======== DATA RECORDS

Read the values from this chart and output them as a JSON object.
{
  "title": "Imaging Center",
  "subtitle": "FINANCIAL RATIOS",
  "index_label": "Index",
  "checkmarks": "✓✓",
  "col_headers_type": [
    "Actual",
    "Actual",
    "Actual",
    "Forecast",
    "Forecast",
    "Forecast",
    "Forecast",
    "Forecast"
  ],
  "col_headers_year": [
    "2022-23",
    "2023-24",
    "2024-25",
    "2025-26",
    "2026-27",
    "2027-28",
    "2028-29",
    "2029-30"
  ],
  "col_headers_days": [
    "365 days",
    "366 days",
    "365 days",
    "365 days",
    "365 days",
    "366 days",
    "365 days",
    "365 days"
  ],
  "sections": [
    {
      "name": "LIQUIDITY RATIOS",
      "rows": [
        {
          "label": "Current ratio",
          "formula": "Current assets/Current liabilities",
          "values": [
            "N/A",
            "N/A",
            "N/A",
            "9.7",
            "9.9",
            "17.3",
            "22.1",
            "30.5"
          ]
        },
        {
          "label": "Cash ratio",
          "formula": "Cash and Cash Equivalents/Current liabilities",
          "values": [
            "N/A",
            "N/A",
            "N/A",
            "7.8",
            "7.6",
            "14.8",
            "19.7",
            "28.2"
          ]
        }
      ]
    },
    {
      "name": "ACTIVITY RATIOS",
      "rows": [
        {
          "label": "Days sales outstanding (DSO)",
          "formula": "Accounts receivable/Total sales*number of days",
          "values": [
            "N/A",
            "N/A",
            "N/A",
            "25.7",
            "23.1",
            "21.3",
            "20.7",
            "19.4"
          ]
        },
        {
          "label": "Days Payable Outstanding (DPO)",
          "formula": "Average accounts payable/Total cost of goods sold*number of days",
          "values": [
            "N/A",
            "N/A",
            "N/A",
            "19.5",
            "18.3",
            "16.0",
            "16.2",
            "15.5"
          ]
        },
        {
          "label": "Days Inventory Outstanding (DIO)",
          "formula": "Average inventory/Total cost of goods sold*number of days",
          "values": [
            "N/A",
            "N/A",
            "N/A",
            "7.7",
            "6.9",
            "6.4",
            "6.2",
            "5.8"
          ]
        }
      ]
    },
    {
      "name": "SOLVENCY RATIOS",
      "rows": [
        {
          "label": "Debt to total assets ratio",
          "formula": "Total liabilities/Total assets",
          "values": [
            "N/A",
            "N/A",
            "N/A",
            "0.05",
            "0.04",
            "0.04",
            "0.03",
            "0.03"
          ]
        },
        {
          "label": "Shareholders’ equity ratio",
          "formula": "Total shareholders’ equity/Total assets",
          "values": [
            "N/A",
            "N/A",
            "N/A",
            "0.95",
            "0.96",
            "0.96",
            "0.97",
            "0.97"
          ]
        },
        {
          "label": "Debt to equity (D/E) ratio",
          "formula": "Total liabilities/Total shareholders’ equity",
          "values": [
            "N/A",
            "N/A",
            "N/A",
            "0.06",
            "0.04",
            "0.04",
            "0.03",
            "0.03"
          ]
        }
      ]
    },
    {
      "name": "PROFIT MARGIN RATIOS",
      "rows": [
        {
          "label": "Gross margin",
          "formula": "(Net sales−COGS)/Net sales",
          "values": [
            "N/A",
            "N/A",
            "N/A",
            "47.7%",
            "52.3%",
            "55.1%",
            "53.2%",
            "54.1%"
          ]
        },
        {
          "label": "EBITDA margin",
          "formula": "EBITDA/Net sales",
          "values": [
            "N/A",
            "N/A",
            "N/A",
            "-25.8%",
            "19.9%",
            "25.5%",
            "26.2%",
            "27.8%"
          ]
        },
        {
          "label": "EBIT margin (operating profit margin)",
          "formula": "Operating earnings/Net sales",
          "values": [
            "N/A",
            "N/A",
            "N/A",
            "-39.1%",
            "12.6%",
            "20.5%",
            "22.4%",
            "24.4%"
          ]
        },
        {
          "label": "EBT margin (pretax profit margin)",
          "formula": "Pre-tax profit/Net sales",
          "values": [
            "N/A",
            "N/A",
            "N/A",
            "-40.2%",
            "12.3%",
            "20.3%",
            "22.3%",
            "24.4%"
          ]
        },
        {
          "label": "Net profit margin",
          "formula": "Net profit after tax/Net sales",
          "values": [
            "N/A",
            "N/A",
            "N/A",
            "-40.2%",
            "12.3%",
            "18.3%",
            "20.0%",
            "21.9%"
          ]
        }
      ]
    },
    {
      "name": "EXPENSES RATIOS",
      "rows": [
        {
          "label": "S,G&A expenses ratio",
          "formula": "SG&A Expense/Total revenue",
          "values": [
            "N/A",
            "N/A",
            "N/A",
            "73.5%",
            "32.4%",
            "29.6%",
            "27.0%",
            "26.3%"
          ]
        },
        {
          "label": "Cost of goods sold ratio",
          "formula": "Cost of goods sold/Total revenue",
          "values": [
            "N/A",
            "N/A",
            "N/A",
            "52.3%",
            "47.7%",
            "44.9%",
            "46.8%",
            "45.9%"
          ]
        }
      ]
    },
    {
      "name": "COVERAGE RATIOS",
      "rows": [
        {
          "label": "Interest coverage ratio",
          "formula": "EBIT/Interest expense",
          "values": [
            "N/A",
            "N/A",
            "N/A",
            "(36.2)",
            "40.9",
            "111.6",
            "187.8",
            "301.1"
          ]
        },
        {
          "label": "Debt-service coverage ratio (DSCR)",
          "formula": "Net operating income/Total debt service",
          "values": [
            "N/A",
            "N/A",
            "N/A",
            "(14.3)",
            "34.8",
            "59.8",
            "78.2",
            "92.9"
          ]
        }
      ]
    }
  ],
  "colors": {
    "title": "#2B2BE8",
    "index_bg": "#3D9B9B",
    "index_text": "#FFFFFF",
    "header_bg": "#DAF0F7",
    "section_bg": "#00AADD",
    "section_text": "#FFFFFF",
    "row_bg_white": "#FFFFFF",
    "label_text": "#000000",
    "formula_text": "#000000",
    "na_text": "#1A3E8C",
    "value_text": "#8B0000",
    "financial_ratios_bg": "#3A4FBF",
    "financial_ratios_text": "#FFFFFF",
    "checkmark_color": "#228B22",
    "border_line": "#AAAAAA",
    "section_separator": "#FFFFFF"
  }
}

================

THE EXERCISE | Give an exact copy of all the data shown above.

SOLUTION TO THIS EXERCISE |
Read the values from this chart and output them as a JSON object.
{
  "title": "Imaging Center",
  "subtitle": "FINANCIAL RATIOS",
  "index_label": "Index",
  "checkmarks": "✓✓",
  "col_headers_type": [
    "Actual",
    "Actual",
    "Actual",
    "Forecast",
    "Forecast",
    "Forecast",
    "Forecast",
    "Forecast"
  ],
  "col_headers_year": [
    "2022-23",
    "2023-24",
    "2024-25",
    "2025-26",
    "2026-27",
    "2027-28",
    "2028-29",
    "2029-30"
  ],
  "col_headers_days": [
    "365 days",
    "366 days",
    "365 days",
    "365 days",
    "365 days",
    "366 days",
    "365 days",
    "365 days"
  ],
  "sections": [
    {
      "name": "LIQUIDITY RATIOS",
      "rows": [
        {
          "label": "Current ratio",
          "formula": "Current assets/Current liabilities",
          "values": [
            "N/A",
            "N/A",
            "N/A",
            "9.7",
            "9.9",
            "17.3",
            "22.1",
            "30.5"
          ]
        },
        {
          "label": "Cash ratio",
          "formula": "Cash and Cash Equivalents/Current liabilities",
          "values": [
            "N/A",
            "N/A",
            "N/A",
            "7.8",
            "7.6",
            "14.8",
            "19.7",
            "28.2"
          ]
        }
      ]
    },
    {
      "name": "ACTIVITY RATIOS",
      "rows": [
        {
          "label": "Days sales outstanding (DSO)",
          "formula": "Accounts receivable/Total sales*number of days",
          "values": [
            "N/A",
            "N/A",
            "N/A",
            "25.7",
            "23.1",
            "21.3",
            "20.7",
            "19.4"
          ]
        },
        {
          "label": "Days Payable Outstanding (DPO)",
          "formula": "Average accounts payable/Total cost of goods sold*number of days",
          "values": [
            "N/A",
            "N/A",
            "N/A",
            "19.5",
            "18.3",
            "16.0",
            "16.2",
            "15.5"
          ]
        },
        {
          "label": "Days Inventory Outstanding (DIO)",
          "formula": "Average inventory/Total cost of goods sold*number of days",
          "values": [
            "N/A",
            "N/A",
            "N/A",
            "7.7",
            "6.9",
            "6.4",
            "6.2",
            "5.8"
          ]
        }
      ]
    },
    {
      "name": "SOLVENCY RATIOS",
      "rows": [
        {
          "label": "Debt to total assets ratio",
          "formula": "Total liabilities/Total assets",
          "values": [
            "N/A",
            "N/A",
            "N/A",
            "0.05",
            "0.04",
            "0.04",
            "0.03",
            "0.03"
          ]
        },
        {
          "label": "Shareholders’ equity ratio",
          "formula": "Total shareholders’ equity/Total assets",
          "values": [
            "N/A",
            "N/A",
            "N/A",
            "0.95",
            "0.96",
            "0.96",
            "0.97",
            "0.97"
          ]
        },
        {
          "label": "Debt to equity (D/E) ratio",
          "formula": "Total liabilities/Total shareholders’ equity",
          "values": [
            "N/A",
            "N/A",
            "N/A",
            "0.06",
            "0.04",
            "0.04",
            "0.03",
            "0.03"
          ]
        }
      ]
    },
    {
      "name": "PROFIT MARGIN RATIOS",
      "rows": [
        {
          "label": "Gross margin",
          "formula": "(Net sales−COGS)/Net sales",
          "values": [
            "N/A",
            "N/A",
            "N/A",
            "47.7%",
            "52.3%",
            "55.1%",
            "53.2%",
            "54.1%"
          ]
        },
        {
          "label": "EBITDA margin",
          "formula": "EBITDA/Net sales",
          "values": [
            "N/A",
            "N/A",
            "N/A",
            "-25.8%",
            "19.9%",
            "25.5%",
            "26.2%",
            "27.8%"
          ]
        },
        {
          "label": "EBIT margin (operating profit margin)",
          "formula": "Operating earnings/Net sales",
          "values": [
            "N/A",
            "N/A",
            "N/A",
            "-39.1%",
            "12.6%",
            "20.5%",
            "22.4%",
            "24.4%"
          ]
        },
        {
          "label": "EBT margin (pretax profit margin)",
          "formula": "Pre-tax profit/Net sales",
          "values": [
            "N/A",
            "N/A",
            "N/A",
            "-40.2%",
            "12.3%",
            "20.3%",
            "22.3%",
            "24.4%"
          ]
        },
        {
          "label": "Net profit margin",
          "formula": "Net profit after tax/Net sales",
          "values": [
            "N/A",
            "N/A",
            "N/A",
            "-40.2%",
            "12.3%",
            "18.3%",
            "20.0%",
            "21.9%"
          ]
        }
      ]
    },
    {
      "name": "EXPENSES RATIOS",
      "rows": [
        {
          "label": "S,G&A expenses ratio",
          "formula": "SG&A Expense/Total revenue",
          "values": [
            "N/A",
            "N/A",
            "N/A",
            "73.5%",
            "32.4%",
            "29.6%",
            "27.0%",
            "26.3%"
          ]
        },
        {
          "label": "Cost of goods sold ratio",
          "formula": "Cost of goods sold/Total revenue",
          "values": [
            "N/A",
            "N/A",
            "N/A",
            "52.3%",
            "47.7%",
            "44.9%",
            "46.8%",
            "45.9%"
          ]
        }
      ]
    },
    {
      "name": "COVERAGE RATIOS",
      "rows": [
        {
          "label": "Interest coverage ratio",
          "formula": "EBIT/Interest expense",
          "values": [
            "N/A",
            "N/A",
            "N/A",
            "(36.2)",
            "40.9",
            "111.6",
            "187.8",
            "301.1"
          ]
        },
        {
          "label": "Debt-service coverage ratio (DSCR)",
          "formula": "Net operating income/Total debt service",
          "values": [
            "N/A",
            "N/A",
            "N/A",
            "(14.3)",
            "34.8",
            "59.8",
            "78.2",
            "92.9"
          ]
        }
      ]
    }
  ],
  "colors": {
    "title": "#2B2BE8",
    "index_bg": "#3D9B9B",
    "index_text": "#FFFFFF",
    "header_bg": "#DAF0F7",
    "section_bg": "#00AADD",
    "section_text": "#FFFFFF",
    "row_bg_white": "#FFFFFF",
    "label_text": "#000000",
    "formula_text": "#000000",
    "na_text": "#1A3E8C",
    "value_text": "#8B0000",
    "financial_ratios_bg": "#3A4FBF",
    "financial_ratios_text": "#FFFFFF",
    "checkmark_color": "#228B22",
    "border_line": "#AAAAAA",
    "section_separator": "#FFFFFF"
  }
}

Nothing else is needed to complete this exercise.